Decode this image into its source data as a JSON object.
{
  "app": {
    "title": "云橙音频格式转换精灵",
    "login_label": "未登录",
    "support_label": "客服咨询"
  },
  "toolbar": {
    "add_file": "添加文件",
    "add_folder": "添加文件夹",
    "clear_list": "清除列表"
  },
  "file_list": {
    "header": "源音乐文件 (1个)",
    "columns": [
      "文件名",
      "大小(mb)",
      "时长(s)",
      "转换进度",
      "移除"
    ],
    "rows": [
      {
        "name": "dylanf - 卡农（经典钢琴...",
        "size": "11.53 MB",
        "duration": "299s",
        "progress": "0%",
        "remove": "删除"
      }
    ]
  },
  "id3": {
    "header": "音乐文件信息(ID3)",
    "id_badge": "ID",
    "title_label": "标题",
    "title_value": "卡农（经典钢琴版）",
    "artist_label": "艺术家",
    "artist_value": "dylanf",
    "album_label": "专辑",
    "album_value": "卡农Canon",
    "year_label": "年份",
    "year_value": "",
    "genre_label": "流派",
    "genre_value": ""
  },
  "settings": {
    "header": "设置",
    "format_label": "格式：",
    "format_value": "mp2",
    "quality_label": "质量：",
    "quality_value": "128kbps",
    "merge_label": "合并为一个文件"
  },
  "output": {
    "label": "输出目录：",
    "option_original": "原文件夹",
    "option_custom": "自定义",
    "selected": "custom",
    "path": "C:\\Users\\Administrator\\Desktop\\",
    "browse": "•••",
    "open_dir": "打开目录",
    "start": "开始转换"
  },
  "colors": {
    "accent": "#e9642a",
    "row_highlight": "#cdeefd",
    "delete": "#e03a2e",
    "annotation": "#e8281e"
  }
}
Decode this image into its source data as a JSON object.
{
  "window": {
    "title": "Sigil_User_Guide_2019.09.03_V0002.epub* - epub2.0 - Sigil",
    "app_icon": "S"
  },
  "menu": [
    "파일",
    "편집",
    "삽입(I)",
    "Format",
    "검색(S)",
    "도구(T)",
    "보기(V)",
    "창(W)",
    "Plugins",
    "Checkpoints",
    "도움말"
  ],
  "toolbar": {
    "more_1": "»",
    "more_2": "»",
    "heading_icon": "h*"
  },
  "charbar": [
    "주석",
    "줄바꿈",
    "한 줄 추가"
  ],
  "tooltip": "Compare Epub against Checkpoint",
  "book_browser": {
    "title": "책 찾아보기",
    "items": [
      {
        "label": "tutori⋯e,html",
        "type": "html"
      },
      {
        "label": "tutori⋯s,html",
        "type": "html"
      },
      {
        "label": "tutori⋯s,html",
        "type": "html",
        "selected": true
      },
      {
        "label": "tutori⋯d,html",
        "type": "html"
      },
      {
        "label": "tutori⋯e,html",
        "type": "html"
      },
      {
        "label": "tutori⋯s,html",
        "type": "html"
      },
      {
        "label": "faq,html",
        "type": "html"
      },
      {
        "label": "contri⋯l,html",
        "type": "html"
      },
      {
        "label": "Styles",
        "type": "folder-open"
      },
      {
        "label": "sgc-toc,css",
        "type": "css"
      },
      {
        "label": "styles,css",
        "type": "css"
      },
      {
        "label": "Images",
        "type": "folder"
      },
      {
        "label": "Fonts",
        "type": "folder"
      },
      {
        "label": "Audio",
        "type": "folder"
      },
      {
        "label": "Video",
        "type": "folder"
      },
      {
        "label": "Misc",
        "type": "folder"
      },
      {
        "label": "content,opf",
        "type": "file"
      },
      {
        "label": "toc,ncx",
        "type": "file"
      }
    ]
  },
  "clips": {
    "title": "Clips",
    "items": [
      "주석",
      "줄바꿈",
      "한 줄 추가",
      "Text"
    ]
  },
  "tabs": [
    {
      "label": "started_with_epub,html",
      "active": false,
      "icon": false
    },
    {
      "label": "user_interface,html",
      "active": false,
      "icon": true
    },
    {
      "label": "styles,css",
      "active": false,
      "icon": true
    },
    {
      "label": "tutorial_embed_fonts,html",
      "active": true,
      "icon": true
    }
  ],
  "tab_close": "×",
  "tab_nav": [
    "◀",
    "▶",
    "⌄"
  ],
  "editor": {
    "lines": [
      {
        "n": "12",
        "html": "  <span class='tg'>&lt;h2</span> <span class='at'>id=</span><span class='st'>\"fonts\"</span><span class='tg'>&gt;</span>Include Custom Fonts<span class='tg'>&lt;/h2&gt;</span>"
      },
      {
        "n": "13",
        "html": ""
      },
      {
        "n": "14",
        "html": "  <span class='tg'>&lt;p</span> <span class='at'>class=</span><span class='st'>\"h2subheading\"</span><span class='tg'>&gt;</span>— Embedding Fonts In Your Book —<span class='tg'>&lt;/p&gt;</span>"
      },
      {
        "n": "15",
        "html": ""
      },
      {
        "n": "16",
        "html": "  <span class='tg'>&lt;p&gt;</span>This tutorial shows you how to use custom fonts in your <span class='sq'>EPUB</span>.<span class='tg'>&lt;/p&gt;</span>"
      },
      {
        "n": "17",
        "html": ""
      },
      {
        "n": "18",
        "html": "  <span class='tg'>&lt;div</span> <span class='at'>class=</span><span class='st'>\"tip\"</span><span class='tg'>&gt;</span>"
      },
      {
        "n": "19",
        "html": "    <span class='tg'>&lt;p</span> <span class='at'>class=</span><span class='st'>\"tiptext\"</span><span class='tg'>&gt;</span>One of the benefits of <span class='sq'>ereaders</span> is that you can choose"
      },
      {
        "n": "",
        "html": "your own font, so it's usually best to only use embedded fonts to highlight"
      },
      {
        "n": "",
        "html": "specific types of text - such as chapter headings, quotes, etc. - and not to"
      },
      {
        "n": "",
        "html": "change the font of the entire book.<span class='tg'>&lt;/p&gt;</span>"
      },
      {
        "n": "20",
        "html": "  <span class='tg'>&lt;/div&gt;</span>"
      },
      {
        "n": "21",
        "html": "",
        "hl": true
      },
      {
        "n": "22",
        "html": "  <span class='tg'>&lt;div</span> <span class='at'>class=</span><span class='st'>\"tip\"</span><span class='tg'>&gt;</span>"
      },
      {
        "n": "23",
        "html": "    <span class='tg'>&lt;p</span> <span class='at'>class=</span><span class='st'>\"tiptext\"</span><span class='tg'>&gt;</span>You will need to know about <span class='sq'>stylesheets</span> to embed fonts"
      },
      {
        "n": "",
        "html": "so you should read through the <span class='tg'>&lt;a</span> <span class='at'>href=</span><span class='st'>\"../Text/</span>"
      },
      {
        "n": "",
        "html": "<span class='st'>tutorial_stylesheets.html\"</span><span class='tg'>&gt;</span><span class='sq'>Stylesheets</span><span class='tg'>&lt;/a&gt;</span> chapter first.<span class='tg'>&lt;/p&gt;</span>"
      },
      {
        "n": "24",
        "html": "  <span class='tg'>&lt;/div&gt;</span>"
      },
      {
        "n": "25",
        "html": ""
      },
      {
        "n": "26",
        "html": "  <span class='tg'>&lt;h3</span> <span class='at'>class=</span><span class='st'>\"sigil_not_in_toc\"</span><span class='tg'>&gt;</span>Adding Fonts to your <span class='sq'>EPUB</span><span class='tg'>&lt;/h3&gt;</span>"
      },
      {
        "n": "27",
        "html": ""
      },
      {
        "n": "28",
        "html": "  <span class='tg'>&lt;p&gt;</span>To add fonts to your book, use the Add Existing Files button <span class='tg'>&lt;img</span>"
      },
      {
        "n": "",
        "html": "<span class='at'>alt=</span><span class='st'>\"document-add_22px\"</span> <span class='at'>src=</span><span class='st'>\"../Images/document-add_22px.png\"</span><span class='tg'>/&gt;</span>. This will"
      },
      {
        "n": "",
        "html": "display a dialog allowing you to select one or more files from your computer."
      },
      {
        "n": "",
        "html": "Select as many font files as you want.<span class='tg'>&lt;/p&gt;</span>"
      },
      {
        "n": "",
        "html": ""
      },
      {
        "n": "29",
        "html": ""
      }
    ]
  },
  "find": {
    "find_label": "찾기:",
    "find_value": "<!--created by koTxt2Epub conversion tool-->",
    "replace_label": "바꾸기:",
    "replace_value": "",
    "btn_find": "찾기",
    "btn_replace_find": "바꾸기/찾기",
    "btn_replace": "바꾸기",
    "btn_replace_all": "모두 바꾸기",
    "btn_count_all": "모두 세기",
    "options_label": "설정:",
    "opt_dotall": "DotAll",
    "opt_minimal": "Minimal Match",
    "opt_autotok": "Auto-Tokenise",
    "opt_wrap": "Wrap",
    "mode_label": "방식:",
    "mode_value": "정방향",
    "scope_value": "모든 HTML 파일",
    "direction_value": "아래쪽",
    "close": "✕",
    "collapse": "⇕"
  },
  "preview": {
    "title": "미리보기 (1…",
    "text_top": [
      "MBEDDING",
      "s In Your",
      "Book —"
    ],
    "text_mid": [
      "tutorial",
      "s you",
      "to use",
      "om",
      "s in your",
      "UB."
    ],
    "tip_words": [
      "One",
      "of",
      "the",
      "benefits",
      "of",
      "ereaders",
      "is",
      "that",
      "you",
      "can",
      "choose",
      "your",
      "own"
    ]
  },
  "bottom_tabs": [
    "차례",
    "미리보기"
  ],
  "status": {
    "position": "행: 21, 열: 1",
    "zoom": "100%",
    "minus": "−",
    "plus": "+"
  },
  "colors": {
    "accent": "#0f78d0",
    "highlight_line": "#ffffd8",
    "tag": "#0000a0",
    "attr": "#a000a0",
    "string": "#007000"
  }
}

## YOUR TASK
Look through the data above. Copy every line with the string "chapter" in it.

## EXERCISE OUTPUT
        "html": "specific types of text - such as chapter headings, quotes, etc. - and not to"
        "html": "<span class='st'>tutorial_stylesheets.html\"</span><span class='tg'>&gt;</span><span class='sq'>Stylesheets</span><span class='tg'>&lt;/a&gt;</span> chapter first.<span class='tg'>&lt;/p&gt;</span>"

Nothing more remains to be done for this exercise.